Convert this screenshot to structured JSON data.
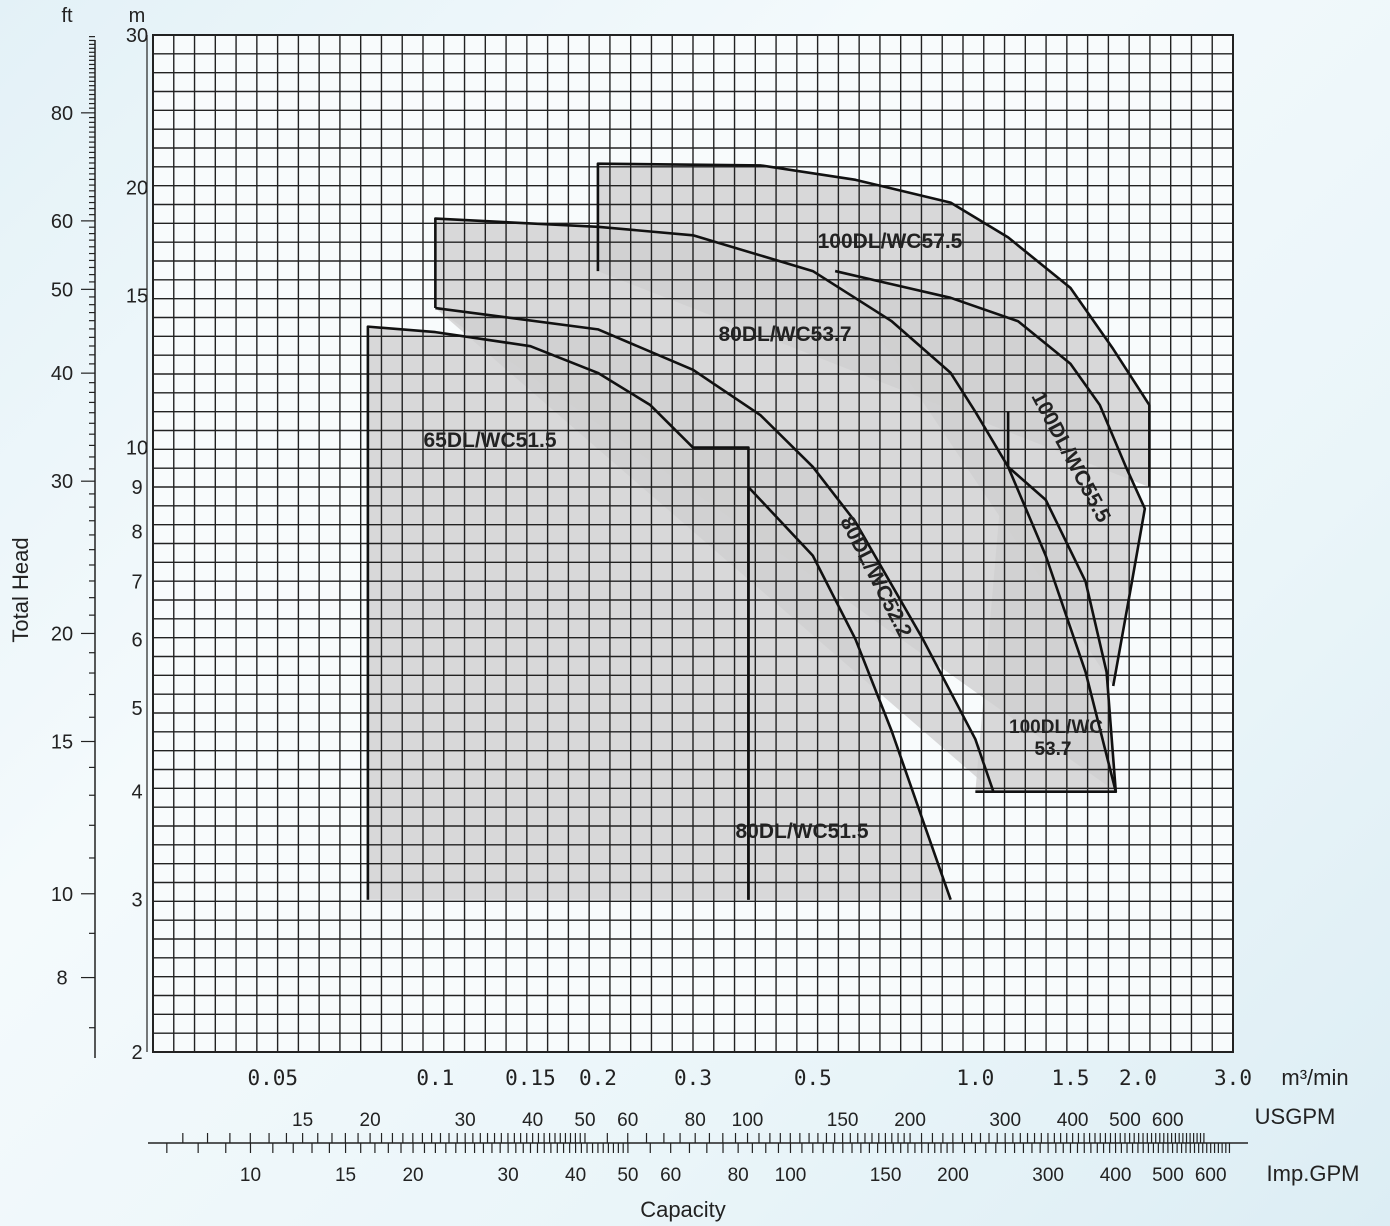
{
  "chart_data": {
    "type": "area",
    "x_scale": "log",
    "y_scale": "log",
    "xlim": [
      0.03,
      3.0
    ],
    "ylim": [
      2,
      30
    ],
    "xlabel": "Capacity",
    "ylabel": "Total Head",
    "y_unit_m": "m",
    "y_unit_ft": "ft",
    "x_unit_m3": "m³/min",
    "x_unit_usgpm": "USGPM",
    "x_unit_impgpm": "Imp.GPM",
    "y_ticks_m": [
      "2",
      "3",
      "4",
      "5",
      "6",
      "7",
      "8",
      "9",
      "10",
      "15",
      "20",
      "30"
    ],
    "y_ticks_ft": [
      "8",
      "10",
      "15",
      "20",
      "30",
      "40",
      "50",
      "60",
      "80"
    ],
    "x_ticks_m3": [
      "0.05",
      "0.1",
      "0.15",
      "0.2",
      "0.3",
      "0.5",
      "1.0",
      "1.5",
      "2.0",
      "3.0"
    ],
    "x_ticks_usgpm": [
      "15",
      "20",
      "30",
      "40",
      "50",
      "60",
      "80",
      "100",
      "150",
      "200",
      "300",
      "400",
      "500",
      "600"
    ],
    "x_ticks_impgpm": [
      "10",
      "15",
      "20",
      "30",
      "40",
      "50",
      "60",
      "80",
      "100",
      "150",
      "200",
      "300",
      "400",
      "500",
      "600"
    ],
    "regions": [
      {
        "name": "65DL/WC51.5",
        "boundary": [
          [
            0.075,
            3
          ],
          [
            0.075,
            13.8
          ],
          [
            0.1,
            13.6
          ],
          [
            0.15,
            13.1
          ],
          [
            0.2,
            12.2
          ],
          [
            0.25,
            11.2
          ],
          [
            0.3,
            10.0
          ],
          [
            0.38,
            10.0
          ],
          [
            0.38,
            3
          ]
        ]
      },
      {
        "name": "80DL/WC51.5",
        "boundary": [
          [
            0.38,
            3
          ],
          [
            0.38,
            9.0
          ],
          [
            0.5,
            7.5
          ],
          [
            0.6,
            6.0
          ],
          [
            0.7,
            4.7
          ],
          [
            0.8,
            3.7
          ],
          [
            0.9,
            3.0
          ]
        ]
      },
      {
        "name": "80DL/WC52.2",
        "boundary": [
          [
            0.1,
            14.5
          ],
          [
            0.2,
            13.7
          ],
          [
            0.3,
            12.3
          ],
          [
            0.4,
            10.9
          ],
          [
            0.5,
            9.5
          ],
          [
            0.6,
            8.2
          ],
          [
            0.8,
            6.0
          ],
          [
            1.0,
            4.6
          ],
          [
            1.08,
            4.0
          ]
        ]
      },
      {
        "name": "80DL/WC53.7",
        "boundary": [
          [
            0.1,
            14.5
          ],
          [
            0.1,
            18.4
          ],
          [
            0.2,
            18.0
          ],
          [
            0.3,
            17.6
          ],
          [
            0.5,
            16.0
          ],
          [
            0.7,
            14.0
          ],
          [
            0.9,
            12.2
          ],
          [
            1.0,
            11.0
          ],
          [
            1.15,
            9.5
          ],
          [
            1.35,
            7.5
          ],
          [
            1.6,
            5.5
          ],
          [
            1.82,
            4.0
          ]
        ]
      },
      {
        "name": "100DL/WC55.5",
        "boundary": [
          [
            0.55,
            16.0
          ],
          [
            0.9,
            14.9
          ],
          [
            1.2,
            14.0
          ],
          [
            1.5,
            12.5
          ],
          [
            1.7,
            11.2
          ],
          [
            1.9,
            9.5
          ],
          [
            2.06,
            8.5
          ],
          [
            1.95,
            7.0
          ],
          [
            1.8,
            5.3
          ]
        ]
      },
      {
        "name": "100DL/WC57.5",
        "boundary": [
          [
            0.2,
            16.0
          ],
          [
            0.2,
            21.3
          ],
          [
            0.4,
            21.2
          ],
          [
            0.6,
            20.4
          ],
          [
            0.9,
            19.2
          ],
          [
            1.15,
            17.5
          ],
          [
            1.5,
            15.3
          ],
          [
            1.8,
            13.0
          ],
          [
            2.1,
            11.2
          ],
          [
            2.1,
            9.0
          ]
        ]
      },
      {
        "name": "100DL/WC53.7",
        "boundary": [
          [
            1.0,
            4.0
          ],
          [
            1.82,
            4.0
          ],
          [
            1.75,
            5.5
          ],
          [
            1.6,
            7.0
          ],
          [
            1.35,
            8.7
          ],
          [
            1.15,
            9.5
          ],
          [
            1.15,
            11.0
          ]
        ]
      }
    ],
    "annotations": [
      "100DL/WC57.5",
      "80DL/WC53.7",
      "100DL/WC55.5",
      "65DL/WC51.5",
      "80DL/WC52.2",
      "100DL/WC",
      "53.7",
      "80DL/WC51.5"
    ]
  }
}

Required task
Quote the material word for word, dropping any images it holds.

Reply to the exercise
Convert this screenshot to structured JSON data.
{
  "chart_data": {
    "type": "area",
    "x_scale": "log",
    "y_scale": "log",
    "xlim": [
      0.03,
      3.0
    ],
    "ylim": [
      2,
      30
    ],
    "xlabel": "Capacity",
    "ylabel": "Total Head",
    "y_unit_m": "m",
    "y_unit_ft": "ft",
    "x_unit_m3": "m³/min",
    "x_unit_usgpm": "USGPM",
    "x_unit_impgpm": "Imp.GPM",
    "y_ticks_m": [
      "2",
      "3",
      "4",
      "5",
      "6",
      "7",
      "8",
      "9",
      "10",
      "15",
      "20",
      "30"
    ],
    "y_ticks_ft": [
      "8",
      "10",
      "15",
      "20",
      "30",
      "40",
      "50",
      "60",
      "80"
    ],
    "x_ticks_m3": [
      "0.05",
      "0.1",
      "0.15",
      "0.2",
      "0.3",
      "0.5",
      "1.0",
      "1.5",
      "2.0",
      "3.0"
    ],
    "x_ticks_usgpm": [
      "15",
      "20",
      "30",
      "40",
      "50",
      "60",
      "80",
      "100",
      "150",
      "200",
      "300",
      "400",
      "500",
      "600"
    ],
    "x_ticks_impgpm": [
      "10",
      "15",
      "20",
      "30",
      "40",
      "50",
      "60",
      "80",
      "100",
      "150",
      "200",
      "300",
      "400",
      "500",
      "600"
    ],
    "regions": [
      {
        "name": "65DL/WC51.5",
        "boundary": [
          [
            0.075,
            3
          ],
          [
            0.075,
            13.8
          ],
          [
            0.1,
            13.6
          ],
          [
            0.15,
            13.1
          ],
          [
            0.2,
            12.2
          ],
          [
            0.25,
            11.2
          ],
          [
            0.3,
            10.0
          ],
          [
            0.38,
            10.0
          ],
          [
            0.38,
            3
          ]
        ]
      },
      {
        "name": "80DL/WC51.5",
        "boundary": [
          [
            0.38,
            3
          ],
          [
            0.38,
            9.0
          ],
          [
            0.5,
            7.5
          ],
          [
            0.6,
            6.0
          ],
          [
            0.7,
            4.7
          ],
          [
            0.8,
            3.7
          ],
          [
            0.9,
            3.0
          ]
        ]
      },
      {
        "name": "80DL/WC52.2",
        "boundary": [
          [
            0.1,
            14.5
          ],
          [
            0.2,
            13.7
          ],
          [
            0.3,
            12.3
          ],
          [
            0.4,
            10.9
          ],
          [
            0.5,
            9.5
          ],
          [
            0.6,
            8.2
          ],
          [
            0.8,
            6.0
          ],
          [
            1.0,
            4.6
          ],
          [
            1.08,
            4.0
          ]
        ]
      },
      {
        "name": "80DL/WC53.7",
        "boundary": [
          [
            0.1,
            14.5
          ],
          [
            0.1,
            18.4
          ],
          [
            0.2,
            18.0
          ],
          [
            0.3,
            17.6
          ],
          [
            0.5,
            16.0
          ],
          [
            0.7,
            14.0
          ],
          [
            0.9,
            12.2
          ],
          [
            1.0,
            11.0
          ],
          [
            1.15,
            9.5
          ],
          [
            1.35,
            7.5
          ],
          [
            1.6,
            5.5
          ],
          [
            1.82,
            4.0
          ]
        ]
      },
      {
        "name": "100DL/WC55.5",
        "boundary": [
          [
            0.55,
            16.0
          ],
          [
            0.9,
            14.9
          ],
          [
            1.2,
            14.0
          ],
          [
            1.5,
            12.5
          ],
          [
            1.7,
            11.2
          ],
          [
            1.9,
            9.5
          ],
          [
            2.06,
            8.5
          ],
          [
            1.95,
            7.0
          ],
          [
            1.8,
            5.3
          ]
        ]
      },
      {
        "name": "100DL/WC57.5",
        "boundary": [
          [
            0.2,
            16.0
          ],
          [
            0.2,
            21.3
          ],
          [
            0.4,
            21.2
          ],
          [
            0.6,
            20.4
          ],
          [
            0.9,
            19.2
          ],
          [
            1.15,
            17.5
          ],
          [
            1.5,
            15.3
          ],
          [
            1.8,
            13.0
          ],
          [
            2.1,
            11.2
          ],
          [
            2.1,
            9.0
          ]
        ]
      },
      {
        "name": "100DL/WC53.7",
        "boundary": [
          [
            1.0,
            4.0
          ],
          [
            1.82,
            4.0
          ],
          [
            1.75,
            5.5
          ],
          [
            1.6,
            7.0
          ],
          [
            1.35,
            8.7
          ],
          [
            1.15,
            9.5
          ],
          [
            1.15,
            11.0
          ]
        ]
      }
    ],
    "annotations": [
      "100DL/WC57.5",
      "80DL/WC53.7",
      "100DL/WC55.5",
      "65DL/WC51.5",
      "80DL/WC52.2",
      "100DL/WC",
      "53.7",
      "80DL/WC51.5"
    ]
  }
}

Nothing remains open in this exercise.